Document excerpt ::
=== Section Start ===
Rather, as we note above, Cunningham is merely the latest iteration in a series of cases coming out of the United States Supreme Court which have reaffirmed the principle that trial court judges may increase a defendant’s sentence based on recidivist factors. Unless and until such time as the United States Supreme Court determines that our state Supreme Court has incorrectly determined this issue, we are bound to follow Black.
B. We Decline Defendant’s Invitation to Revise the Court’s Oral Pronouncement That Should Defendant Be Paroled, He Would Remain on Parole for Life
Section 1170, subdivision (c) requires trial courts to “inform the defendant that as part of the sentence after expiration of the term he or she may be on parole for a period as provided in Section 3000.” Defendant is correct that because he received a determinate sentence under section 1170, section 3000, subdivision (b)(1) mandates that his period of parole when released not exceed three years. The trial court erroneously proclaimed to defendant that “[i]f you ever do get out on parole, you’ll be on parole for life.” However, defendant cites no authority for this court’s power to edit the oral pronouncements of a trial court contained in the reporter’s transcript. Here, the incorrect statement regarding defendant’s duration of parole when released does not appear in the minute order or the abstract of judgment; yet these are the very documents the parole authorities would look to when determining defendant’s period of parole. Indeed, it is obvious here that the court’s misstatement was based on defendant’s initial exposure to an indeterminate sentence of 55 years to life prior to the court’s striking of three of his four prior strike convictions. However, the court subsequently sentenced him to a determinate sentence of 15 years. Parole authorities will not have before them the reporter’s transcript of the sentencing hearing; thus, there should be no confusion over defendant’s proper period of parole once he is released.
III. DISPOSITION
The judgment is affirmed.
We concur: Hollenhorst, Acting P.J., Richli, J.
=== Section End ===
Supplied material ::
=== Section Start ===
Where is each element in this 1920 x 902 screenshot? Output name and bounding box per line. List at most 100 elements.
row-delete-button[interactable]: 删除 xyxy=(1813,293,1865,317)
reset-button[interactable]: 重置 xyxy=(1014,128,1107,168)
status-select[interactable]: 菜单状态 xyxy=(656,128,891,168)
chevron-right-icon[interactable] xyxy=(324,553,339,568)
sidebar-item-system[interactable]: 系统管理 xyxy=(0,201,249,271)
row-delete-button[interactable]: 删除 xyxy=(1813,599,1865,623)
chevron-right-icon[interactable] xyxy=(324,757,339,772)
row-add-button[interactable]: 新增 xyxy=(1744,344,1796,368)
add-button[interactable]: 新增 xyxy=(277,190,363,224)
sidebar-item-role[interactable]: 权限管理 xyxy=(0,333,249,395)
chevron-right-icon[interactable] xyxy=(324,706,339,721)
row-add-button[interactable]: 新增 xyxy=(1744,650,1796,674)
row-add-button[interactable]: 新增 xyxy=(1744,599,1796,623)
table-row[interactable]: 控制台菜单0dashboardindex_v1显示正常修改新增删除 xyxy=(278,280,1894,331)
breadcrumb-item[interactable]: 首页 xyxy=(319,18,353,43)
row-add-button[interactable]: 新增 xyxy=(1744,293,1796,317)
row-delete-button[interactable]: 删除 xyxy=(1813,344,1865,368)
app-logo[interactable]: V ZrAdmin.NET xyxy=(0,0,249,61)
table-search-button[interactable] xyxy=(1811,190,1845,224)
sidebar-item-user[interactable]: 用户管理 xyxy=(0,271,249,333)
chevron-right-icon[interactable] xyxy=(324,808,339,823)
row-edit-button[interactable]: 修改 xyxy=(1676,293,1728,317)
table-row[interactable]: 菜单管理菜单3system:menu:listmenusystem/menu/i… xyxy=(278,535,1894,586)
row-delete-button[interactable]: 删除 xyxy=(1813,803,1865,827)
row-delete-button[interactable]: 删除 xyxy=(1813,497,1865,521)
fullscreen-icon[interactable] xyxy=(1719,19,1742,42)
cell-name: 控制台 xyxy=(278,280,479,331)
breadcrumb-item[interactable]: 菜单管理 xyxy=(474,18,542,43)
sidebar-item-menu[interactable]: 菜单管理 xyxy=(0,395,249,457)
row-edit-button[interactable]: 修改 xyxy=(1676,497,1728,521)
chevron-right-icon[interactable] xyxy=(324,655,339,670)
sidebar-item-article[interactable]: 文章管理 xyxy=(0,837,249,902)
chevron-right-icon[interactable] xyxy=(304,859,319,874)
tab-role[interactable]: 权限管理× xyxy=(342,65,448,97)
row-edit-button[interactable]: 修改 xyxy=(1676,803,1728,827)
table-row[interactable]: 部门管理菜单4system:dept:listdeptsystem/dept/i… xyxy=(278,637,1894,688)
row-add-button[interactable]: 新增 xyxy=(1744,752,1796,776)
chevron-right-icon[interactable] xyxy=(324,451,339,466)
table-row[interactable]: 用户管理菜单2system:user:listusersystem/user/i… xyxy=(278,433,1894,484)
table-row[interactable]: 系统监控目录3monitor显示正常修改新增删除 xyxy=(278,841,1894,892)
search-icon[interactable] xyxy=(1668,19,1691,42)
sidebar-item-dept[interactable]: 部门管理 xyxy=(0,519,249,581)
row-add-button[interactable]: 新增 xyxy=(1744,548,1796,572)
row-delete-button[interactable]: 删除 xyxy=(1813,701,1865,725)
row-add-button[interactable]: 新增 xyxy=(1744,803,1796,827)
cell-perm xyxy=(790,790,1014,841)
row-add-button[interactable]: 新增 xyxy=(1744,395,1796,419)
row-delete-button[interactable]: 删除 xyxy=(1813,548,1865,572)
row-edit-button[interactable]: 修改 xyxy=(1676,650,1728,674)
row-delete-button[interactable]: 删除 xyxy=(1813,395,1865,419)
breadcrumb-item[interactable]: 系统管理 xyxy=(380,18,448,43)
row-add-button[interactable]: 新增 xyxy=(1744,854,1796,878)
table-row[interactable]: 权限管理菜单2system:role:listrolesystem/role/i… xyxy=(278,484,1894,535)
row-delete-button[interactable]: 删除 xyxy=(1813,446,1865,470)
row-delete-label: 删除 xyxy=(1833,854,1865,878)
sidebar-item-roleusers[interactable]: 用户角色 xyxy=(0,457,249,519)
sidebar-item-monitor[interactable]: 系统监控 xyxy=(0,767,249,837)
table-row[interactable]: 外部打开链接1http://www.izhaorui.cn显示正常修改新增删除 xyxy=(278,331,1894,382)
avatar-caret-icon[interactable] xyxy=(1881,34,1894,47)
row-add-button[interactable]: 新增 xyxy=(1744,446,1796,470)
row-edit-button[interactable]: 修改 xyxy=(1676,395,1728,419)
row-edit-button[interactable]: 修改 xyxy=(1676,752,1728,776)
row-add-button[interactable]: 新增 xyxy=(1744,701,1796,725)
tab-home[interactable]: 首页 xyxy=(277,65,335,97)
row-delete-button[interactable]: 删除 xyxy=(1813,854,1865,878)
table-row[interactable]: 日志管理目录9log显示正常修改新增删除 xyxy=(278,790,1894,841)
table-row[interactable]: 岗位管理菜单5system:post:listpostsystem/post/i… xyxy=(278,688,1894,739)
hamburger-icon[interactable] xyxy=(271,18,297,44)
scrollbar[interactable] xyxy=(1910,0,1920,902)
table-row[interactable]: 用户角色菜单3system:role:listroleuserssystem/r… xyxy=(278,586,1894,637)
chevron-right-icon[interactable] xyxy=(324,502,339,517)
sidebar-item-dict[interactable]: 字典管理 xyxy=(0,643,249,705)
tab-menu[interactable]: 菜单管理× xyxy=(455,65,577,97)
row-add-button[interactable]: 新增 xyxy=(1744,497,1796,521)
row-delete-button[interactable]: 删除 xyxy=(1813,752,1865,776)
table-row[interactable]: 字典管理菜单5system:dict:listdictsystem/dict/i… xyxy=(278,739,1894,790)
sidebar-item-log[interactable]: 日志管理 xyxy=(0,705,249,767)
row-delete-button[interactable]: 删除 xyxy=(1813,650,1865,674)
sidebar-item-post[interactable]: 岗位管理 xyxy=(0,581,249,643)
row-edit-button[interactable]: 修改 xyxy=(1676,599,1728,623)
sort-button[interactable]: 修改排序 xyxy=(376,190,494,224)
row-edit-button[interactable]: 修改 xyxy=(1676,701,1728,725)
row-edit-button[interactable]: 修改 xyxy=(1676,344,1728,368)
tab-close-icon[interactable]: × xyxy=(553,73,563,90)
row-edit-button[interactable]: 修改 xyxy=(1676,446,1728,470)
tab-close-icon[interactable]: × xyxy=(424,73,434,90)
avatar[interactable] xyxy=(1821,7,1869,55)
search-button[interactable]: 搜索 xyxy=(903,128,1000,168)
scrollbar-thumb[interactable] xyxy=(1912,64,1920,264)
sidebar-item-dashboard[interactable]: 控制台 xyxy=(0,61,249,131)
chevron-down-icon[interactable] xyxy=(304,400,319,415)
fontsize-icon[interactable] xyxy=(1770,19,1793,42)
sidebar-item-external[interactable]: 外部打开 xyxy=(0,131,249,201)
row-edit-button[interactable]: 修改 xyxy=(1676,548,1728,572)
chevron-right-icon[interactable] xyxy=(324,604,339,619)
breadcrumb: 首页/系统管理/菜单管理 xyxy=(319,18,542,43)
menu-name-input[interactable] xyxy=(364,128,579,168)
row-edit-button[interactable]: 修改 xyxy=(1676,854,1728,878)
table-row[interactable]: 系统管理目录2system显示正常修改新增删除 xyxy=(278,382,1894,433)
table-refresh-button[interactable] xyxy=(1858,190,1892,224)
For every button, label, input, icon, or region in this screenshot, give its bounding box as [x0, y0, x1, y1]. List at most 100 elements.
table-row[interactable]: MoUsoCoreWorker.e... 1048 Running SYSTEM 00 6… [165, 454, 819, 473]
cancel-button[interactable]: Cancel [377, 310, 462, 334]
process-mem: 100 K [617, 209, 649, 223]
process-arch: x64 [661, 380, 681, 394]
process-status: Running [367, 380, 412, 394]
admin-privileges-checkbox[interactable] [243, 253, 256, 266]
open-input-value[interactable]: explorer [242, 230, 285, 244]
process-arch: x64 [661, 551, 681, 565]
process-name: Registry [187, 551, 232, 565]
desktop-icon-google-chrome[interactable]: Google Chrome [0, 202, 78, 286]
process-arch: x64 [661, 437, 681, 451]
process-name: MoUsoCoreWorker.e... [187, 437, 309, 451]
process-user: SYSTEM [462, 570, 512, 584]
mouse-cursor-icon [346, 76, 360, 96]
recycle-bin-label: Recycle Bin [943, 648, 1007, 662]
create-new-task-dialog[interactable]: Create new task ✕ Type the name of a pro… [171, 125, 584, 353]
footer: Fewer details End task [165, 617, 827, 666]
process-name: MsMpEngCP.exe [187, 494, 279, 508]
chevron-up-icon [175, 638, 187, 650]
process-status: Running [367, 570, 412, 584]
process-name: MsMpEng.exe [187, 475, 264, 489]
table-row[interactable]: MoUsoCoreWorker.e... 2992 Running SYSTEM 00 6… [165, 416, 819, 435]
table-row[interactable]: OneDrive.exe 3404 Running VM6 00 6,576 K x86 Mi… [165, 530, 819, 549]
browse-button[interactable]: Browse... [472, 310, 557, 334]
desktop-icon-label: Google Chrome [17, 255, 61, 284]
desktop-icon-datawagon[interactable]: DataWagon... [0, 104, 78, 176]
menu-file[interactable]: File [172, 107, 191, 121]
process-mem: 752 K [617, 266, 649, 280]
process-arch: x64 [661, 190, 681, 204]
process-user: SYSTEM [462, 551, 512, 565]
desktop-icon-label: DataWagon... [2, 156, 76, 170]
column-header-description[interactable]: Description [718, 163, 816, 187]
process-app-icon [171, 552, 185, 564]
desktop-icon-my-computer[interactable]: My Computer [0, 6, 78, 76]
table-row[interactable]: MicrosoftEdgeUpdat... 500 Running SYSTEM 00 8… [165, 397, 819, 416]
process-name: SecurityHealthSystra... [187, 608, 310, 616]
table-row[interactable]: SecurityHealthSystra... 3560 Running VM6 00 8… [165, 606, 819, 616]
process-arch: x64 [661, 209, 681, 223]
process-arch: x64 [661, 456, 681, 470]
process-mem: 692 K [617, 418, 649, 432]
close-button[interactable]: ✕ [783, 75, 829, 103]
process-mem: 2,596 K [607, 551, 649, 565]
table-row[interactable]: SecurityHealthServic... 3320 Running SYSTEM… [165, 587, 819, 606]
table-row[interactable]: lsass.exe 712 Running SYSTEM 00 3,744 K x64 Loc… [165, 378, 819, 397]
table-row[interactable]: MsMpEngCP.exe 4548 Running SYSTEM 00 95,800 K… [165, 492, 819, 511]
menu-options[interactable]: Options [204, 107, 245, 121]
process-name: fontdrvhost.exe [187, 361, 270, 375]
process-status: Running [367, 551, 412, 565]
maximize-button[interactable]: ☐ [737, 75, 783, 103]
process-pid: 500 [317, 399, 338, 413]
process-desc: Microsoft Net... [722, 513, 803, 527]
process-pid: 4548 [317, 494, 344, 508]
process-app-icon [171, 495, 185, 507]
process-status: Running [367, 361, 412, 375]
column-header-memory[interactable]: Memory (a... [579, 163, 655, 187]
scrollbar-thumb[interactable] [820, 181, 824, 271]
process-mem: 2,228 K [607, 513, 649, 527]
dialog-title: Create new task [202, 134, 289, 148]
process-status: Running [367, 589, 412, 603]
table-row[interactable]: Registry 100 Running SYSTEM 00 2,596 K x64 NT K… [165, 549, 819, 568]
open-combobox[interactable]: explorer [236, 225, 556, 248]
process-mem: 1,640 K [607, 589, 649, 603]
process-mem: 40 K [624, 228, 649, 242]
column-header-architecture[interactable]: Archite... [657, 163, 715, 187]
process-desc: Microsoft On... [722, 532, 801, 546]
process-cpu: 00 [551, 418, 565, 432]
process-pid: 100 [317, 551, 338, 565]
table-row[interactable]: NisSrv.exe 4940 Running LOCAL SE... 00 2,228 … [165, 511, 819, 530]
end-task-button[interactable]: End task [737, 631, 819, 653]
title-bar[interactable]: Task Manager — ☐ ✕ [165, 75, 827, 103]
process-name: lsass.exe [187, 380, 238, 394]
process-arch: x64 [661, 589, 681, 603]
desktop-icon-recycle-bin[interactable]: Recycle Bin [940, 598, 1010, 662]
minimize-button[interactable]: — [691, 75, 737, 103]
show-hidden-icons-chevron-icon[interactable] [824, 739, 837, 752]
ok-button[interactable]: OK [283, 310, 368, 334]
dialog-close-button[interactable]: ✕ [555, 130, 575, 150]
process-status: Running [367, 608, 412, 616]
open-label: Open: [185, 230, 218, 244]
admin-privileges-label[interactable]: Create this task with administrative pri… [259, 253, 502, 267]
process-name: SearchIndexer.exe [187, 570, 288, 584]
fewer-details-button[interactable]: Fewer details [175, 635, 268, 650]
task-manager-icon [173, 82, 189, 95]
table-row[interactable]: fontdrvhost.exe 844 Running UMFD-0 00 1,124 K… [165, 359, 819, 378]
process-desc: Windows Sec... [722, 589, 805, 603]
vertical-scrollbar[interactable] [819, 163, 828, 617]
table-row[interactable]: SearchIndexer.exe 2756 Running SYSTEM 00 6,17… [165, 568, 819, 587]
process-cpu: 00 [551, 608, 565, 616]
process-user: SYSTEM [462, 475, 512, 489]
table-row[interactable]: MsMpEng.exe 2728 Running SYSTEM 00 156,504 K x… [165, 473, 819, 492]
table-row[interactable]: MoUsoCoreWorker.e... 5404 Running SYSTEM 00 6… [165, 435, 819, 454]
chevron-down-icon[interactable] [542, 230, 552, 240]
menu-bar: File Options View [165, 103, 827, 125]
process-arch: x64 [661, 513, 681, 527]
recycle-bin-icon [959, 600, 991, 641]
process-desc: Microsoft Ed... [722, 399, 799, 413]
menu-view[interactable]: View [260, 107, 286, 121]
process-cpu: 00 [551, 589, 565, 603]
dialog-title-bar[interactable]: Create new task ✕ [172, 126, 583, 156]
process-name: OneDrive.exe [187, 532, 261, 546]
=== Section End ===
Reproduce the passage of the court opinion excerpt between "Rather, as we" and "to follow Black.", inclusive. Rely only on the court opinion excerpt for what comes next.

Rather, as we note above, Cunningham is merely the latest iteration in a series of cases coming out of the United States Supreme Court which have reaffirmed the principle that trial court judges may increase a defendant’s sentence based on recidivist factors. Unless and until such time as the United States Supreme Court determines that our state Supreme Court has incorrectly determined this issue, we are bound to follow Black.